Records:
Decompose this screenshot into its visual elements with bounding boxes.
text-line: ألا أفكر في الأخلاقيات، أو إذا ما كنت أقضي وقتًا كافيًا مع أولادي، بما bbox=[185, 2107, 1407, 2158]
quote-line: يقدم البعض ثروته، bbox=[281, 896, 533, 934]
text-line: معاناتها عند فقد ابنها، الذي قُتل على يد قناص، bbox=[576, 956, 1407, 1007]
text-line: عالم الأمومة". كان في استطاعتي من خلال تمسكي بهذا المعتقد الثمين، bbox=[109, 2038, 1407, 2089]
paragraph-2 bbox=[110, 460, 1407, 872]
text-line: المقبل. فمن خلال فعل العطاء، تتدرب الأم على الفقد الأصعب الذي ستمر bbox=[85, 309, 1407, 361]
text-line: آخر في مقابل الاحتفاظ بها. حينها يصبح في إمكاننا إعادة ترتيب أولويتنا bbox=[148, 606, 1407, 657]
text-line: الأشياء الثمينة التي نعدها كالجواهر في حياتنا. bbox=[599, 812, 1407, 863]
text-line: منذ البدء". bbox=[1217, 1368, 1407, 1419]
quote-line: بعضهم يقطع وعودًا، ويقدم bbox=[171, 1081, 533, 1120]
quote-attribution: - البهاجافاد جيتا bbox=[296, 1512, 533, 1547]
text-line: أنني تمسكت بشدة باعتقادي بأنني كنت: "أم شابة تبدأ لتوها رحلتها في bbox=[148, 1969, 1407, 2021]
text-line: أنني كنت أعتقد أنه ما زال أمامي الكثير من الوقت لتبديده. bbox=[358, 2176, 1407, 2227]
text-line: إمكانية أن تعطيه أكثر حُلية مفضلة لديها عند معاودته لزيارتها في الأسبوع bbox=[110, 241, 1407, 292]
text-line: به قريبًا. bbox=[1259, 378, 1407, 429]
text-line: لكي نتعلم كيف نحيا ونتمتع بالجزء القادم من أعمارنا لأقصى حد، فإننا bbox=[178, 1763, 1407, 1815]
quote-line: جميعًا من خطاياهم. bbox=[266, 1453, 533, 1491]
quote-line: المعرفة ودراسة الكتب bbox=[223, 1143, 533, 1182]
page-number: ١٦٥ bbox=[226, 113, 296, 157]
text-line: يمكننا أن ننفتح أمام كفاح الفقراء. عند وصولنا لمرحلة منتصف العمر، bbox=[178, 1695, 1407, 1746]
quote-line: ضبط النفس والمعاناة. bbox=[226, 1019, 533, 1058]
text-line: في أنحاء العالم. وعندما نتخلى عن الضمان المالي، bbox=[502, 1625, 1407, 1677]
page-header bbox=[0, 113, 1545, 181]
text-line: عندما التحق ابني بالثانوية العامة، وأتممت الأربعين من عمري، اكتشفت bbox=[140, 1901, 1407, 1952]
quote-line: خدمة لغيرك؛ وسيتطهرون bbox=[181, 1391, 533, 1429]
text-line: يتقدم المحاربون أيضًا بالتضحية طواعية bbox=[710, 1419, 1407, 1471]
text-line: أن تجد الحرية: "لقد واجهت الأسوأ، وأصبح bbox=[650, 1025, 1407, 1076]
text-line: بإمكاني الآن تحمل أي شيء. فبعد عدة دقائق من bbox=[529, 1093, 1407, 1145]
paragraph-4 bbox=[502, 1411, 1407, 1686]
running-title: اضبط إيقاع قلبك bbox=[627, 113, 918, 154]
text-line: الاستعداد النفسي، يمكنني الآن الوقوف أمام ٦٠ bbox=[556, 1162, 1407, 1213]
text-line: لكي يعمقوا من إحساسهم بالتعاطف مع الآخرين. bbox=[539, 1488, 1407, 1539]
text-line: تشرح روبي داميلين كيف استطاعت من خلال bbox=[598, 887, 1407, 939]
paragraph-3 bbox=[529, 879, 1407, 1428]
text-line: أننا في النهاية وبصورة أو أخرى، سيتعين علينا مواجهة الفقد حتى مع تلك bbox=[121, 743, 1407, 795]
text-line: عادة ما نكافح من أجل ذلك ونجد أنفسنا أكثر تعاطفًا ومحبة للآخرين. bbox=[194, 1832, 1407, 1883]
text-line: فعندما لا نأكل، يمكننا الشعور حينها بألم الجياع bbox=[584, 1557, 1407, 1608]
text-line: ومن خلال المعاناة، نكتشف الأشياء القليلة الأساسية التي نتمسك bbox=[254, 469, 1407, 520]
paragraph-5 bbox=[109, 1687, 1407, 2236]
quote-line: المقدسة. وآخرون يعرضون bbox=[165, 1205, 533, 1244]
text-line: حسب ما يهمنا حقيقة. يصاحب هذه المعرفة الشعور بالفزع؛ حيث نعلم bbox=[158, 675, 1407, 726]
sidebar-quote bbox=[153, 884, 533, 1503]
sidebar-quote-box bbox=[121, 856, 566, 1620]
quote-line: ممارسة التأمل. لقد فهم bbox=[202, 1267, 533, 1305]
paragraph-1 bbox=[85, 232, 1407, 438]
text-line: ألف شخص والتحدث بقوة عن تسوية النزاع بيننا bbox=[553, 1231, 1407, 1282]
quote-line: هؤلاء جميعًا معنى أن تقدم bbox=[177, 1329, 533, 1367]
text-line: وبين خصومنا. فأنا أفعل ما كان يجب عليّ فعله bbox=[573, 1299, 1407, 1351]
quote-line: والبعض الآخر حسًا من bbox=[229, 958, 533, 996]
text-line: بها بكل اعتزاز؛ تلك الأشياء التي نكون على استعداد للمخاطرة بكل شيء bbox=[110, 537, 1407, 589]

Given problem: Copy out every line of the material above, keeping each one unchanged.

Final result:
Decompose this screenshot into its visual elements with bounding boxes.
text-line: ألا أفكر في الأخلاقيات، أو إذا ما كنت أقضي وقتًا كافيًا مع أولادي، بما bbox=[185, 2107, 1407, 2158]
quote-line: يقدم البعض ثروته، bbox=[281, 896, 533, 934]
text-line: معاناتها عند فقد ابنها، الذي قُتل على يد قناص، bbox=[576, 956, 1407, 1007]
text-line: عالم الأمومة". كان في استطاعتي من خلال تمسكي بهذا المعتقد الثمين، bbox=[109, 2038, 1407, 2089]
paragraph-2 bbox=[110, 460, 1407, 872]
text-line: المقبل. فمن خلال فعل العطاء، تتدرب الأم على الفقد الأصعب الذي ستمر bbox=[85, 309, 1407, 361]
text-line: آخر في مقابل الاحتفاظ بها. حينها يصبح في إمكاننا إعادة ترتيب أولويتنا bbox=[148, 606, 1407, 657]
text-line: الأشياء الثمينة التي نعدها كالجواهر في حياتنا. bbox=[599, 812, 1407, 863]
text-line: منذ البدء". bbox=[1217, 1368, 1407, 1419]
quote-line: بعضهم يقطع وعودًا، ويقدم bbox=[171, 1081, 533, 1120]
quote-attribution: - البهاجافاد جيتا bbox=[296, 1512, 533, 1547]
text-line: أنني تمسكت بشدة باعتقادي بأنني كنت: "أم شابة تبدأ لتوها رحلتها في bbox=[148, 1969, 1407, 2021]
text-line: أنني كنت أعتقد أنه ما زال أمامي الكثير من الوقت لتبديده. bbox=[358, 2176, 1407, 2227]
text-line: إمكانية أن تعطيه أكثر حُلية مفضلة لديها عند معاودته لزيارتها في الأسبوع bbox=[110, 241, 1407, 292]
text-line: به قريبًا. bbox=[1259, 378, 1407, 429]
text-line: لكي نتعلم كيف نحيا ونتمتع بالجزء القادم من أعمارنا لأقصى حد، فإننا bbox=[178, 1763, 1407, 1815]
quote-line: جميعًا من خطاياهم. bbox=[266, 1453, 533, 1491]
quote-line: المعرفة ودراسة الكتب bbox=[223, 1143, 533, 1182]
page-number: ١٦٥ bbox=[226, 113, 296, 157]
text-line: يمكننا أن ننفتح أمام كفاح الفقراء. عند وصولنا لمرحلة منتصف العمر، bbox=[178, 1695, 1407, 1746]
quote-line: ضبط النفس والمعاناة. bbox=[226, 1019, 533, 1058]
text-line: في أنحاء العالم. وعندما نتخلى عن الضمان المالي، bbox=[502, 1625, 1407, 1677]
page-header bbox=[0, 113, 1545, 181]
text-line: عندما التحق ابني بالثانوية العامة، وأتممت الأربعين من عمري، اكتشفت bbox=[140, 1901, 1407, 1952]
quote-line: خدمة لغيرك؛ وسيتطهرون bbox=[181, 1391, 533, 1429]
text-line: يتقدم المحاربون أيضًا بالتضحية طواعية bbox=[710, 1419, 1407, 1471]
text-line: أن تجد الحرية: "لقد واجهت الأسوأ، وأصبح bbox=[650, 1025, 1407, 1076]
text-line: بإمكاني الآن تحمل أي شيء. فبعد عدة دقائق من bbox=[529, 1093, 1407, 1145]
paragraph-4 bbox=[502, 1411, 1407, 1686]
running-title: اضبط إيقاع قلبك bbox=[627, 113, 918, 154]
text-line: الاستعداد النفسي، يمكنني الآن الوقوف أمام ٦٠ bbox=[556, 1162, 1407, 1213]
text-line: لكي يعمقوا من إحساسهم بالتعاطف مع الآخرين. bbox=[539, 1488, 1407, 1539]
text-line: تشرح روبي داميلين كيف استطاعت من خلال bbox=[598, 887, 1407, 939]
paragraph-3 bbox=[529, 879, 1407, 1428]
text-line: أننا في النهاية وبصورة أو أخرى، سيتعين علينا مواجهة الفقد حتى مع تلك bbox=[121, 743, 1407, 795]
text-line: عادة ما نكافح من أجل ذلك ونجد أنفسنا أكثر تعاطفًا ومحبة للآخرين. bbox=[194, 1832, 1407, 1883]
text-line: فعندما لا نأكل، يمكننا الشعور حينها بألم الجياع bbox=[584, 1557, 1407, 1608]
text-line: ومن خلال المعاناة، نكتشف الأشياء القليلة الأساسية التي نتمسك bbox=[254, 469, 1407, 520]
paragraph-5 bbox=[109, 1687, 1407, 2236]
quote-line: المقدسة. وآخرون يعرضون bbox=[165, 1205, 533, 1244]
text-line: حسب ما يهمنا حقيقة. يصاحب هذه المعرفة الشعور بالفزع؛ حيث نعلم bbox=[158, 675, 1407, 726]
sidebar-quote bbox=[153, 884, 533, 1503]
sidebar-quote-box bbox=[121, 856, 566, 1620]
quote-line: ممارسة التأمل. لقد فهم bbox=[202, 1267, 533, 1305]
paragraph-1 bbox=[85, 232, 1407, 438]
text-line: ألف شخص والتحدث بقوة عن تسوية النزاع بيننا bbox=[553, 1231, 1407, 1282]
quote-line: هؤلاء جميعًا معنى أن تقدم bbox=[177, 1329, 533, 1367]
text-line: وبين خصومنا. فأنا أفعل ما كان يجب عليّ فعله bbox=[573, 1299, 1407, 1351]
quote-line: والبعض الآخر حسًا من bbox=[229, 958, 533, 996]
text-line: بها بكل اعتزاز؛ تلك الأشياء التي نكون على استعداد للمخاطرة بكل شيء bbox=[110, 537, 1407, 589]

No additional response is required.